DATA FOR THIS EXERCISE start
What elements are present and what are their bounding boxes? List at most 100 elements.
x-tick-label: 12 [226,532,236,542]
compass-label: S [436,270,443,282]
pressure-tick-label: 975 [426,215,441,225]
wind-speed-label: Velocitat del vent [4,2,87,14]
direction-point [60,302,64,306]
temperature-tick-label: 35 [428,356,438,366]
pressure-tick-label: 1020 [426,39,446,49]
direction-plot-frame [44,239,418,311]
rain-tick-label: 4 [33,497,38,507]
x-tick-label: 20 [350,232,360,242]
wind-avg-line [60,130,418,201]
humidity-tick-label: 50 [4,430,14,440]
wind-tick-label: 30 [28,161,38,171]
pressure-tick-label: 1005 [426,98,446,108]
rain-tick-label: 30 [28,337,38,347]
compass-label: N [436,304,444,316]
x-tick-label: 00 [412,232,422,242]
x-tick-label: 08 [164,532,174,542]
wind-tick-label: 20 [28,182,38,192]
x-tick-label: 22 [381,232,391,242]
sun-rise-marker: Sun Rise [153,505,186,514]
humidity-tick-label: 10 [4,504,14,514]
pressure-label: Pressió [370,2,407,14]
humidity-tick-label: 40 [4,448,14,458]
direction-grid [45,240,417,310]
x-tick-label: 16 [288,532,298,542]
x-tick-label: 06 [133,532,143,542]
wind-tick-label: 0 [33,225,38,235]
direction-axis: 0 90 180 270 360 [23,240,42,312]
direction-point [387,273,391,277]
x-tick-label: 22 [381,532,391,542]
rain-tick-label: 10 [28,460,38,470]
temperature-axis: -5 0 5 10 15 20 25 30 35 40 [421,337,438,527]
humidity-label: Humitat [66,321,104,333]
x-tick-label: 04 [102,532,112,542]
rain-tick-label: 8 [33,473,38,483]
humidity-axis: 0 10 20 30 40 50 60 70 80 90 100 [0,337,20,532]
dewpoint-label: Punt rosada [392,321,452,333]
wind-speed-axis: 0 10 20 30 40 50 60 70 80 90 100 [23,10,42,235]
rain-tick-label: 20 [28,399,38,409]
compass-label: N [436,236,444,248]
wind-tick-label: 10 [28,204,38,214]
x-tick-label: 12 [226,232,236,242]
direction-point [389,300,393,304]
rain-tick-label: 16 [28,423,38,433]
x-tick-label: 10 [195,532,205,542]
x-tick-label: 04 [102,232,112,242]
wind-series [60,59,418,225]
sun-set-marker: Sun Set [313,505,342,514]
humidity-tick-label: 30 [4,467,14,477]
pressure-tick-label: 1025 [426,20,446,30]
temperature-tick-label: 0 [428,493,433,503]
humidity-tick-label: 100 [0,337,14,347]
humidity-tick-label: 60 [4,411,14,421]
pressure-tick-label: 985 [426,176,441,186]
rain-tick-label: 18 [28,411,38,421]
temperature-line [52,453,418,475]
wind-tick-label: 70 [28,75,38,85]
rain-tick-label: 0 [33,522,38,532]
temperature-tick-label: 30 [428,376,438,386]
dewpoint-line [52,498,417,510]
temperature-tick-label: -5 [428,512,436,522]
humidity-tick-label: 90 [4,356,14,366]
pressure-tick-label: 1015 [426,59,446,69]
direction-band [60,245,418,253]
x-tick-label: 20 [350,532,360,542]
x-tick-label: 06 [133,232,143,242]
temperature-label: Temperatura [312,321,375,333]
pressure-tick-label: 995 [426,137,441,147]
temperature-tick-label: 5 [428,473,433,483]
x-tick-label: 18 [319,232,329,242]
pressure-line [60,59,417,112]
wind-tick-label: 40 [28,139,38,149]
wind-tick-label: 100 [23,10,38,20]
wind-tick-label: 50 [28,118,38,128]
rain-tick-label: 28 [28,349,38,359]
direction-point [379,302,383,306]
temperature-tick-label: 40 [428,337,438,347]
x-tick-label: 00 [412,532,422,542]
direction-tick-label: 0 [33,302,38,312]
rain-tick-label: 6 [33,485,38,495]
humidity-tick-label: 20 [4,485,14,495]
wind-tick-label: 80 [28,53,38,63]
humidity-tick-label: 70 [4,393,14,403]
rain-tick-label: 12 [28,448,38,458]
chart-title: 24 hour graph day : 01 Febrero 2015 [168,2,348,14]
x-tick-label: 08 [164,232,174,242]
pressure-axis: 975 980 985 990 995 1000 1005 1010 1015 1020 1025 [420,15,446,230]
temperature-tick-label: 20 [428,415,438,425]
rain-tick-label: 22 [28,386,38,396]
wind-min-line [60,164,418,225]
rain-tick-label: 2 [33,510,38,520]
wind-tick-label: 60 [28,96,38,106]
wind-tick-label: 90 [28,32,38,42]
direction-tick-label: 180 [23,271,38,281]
DATA FOR THIS EXERCISE end
WHAT YOU WILL DO
Count the lines above that contain the string "humidity", and reply with the number only.

WRITTEN SOLUTION
11